Aim: Gather every line of the entries that includes the word "this".

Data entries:
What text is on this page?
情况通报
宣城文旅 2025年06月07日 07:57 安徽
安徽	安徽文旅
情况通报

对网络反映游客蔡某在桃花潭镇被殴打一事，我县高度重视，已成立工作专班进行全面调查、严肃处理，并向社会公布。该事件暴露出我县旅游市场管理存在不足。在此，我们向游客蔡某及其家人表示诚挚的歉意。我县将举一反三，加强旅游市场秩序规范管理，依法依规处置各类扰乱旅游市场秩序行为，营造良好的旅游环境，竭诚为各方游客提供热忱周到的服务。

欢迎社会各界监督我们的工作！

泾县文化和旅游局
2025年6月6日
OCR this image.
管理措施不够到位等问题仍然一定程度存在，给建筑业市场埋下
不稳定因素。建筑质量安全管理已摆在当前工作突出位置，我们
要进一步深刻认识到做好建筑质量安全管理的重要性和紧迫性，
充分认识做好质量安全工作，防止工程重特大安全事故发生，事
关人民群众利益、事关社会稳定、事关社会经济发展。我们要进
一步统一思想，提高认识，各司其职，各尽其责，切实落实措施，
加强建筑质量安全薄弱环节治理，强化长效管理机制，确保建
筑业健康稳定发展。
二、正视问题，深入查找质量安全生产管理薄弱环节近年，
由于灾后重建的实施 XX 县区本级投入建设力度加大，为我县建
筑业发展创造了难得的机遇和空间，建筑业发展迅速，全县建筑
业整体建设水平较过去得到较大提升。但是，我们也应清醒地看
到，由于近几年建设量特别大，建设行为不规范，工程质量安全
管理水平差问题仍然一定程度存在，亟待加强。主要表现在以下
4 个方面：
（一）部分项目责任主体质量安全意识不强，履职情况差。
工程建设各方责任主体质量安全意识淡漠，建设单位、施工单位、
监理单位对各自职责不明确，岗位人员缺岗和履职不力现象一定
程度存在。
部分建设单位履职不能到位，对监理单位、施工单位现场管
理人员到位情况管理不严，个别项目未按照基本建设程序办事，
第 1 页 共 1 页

Solution:
What text is on this page?
OCR this image.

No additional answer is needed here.